Required work:
Here are some entries; quote each one exactly.

Extracted information:
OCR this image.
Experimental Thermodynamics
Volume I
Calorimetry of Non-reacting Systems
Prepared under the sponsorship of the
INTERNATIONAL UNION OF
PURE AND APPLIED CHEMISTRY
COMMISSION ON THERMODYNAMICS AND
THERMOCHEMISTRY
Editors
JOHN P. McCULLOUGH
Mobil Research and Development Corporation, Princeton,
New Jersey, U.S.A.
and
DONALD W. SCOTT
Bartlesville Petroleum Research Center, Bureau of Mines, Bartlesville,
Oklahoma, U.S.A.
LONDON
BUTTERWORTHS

Expected output:
OCR this image.
Experimental Thermodynamics
Volume I
Calorimetry of Non-reacting Systems
Prepared under the sponsorship of the
INTERNATIONAL UNION OF
PURE AND APPLIED CHEMISTRY
COMMISSION ON THERMODYNAMICS AND
THERMOCHEMISTRY
Editors
JOHN P. McCULLOUGH
Mobil Research and Development Corporation, Princeton,
New Jersey, U.S.A.
and
DONALD W. SCOTT
Bartlesville Petroleum Research Center, Bureau of Mines, Bartlesville,
Oklahoma, U.S.A.
LONDON
BUTTERWORTHS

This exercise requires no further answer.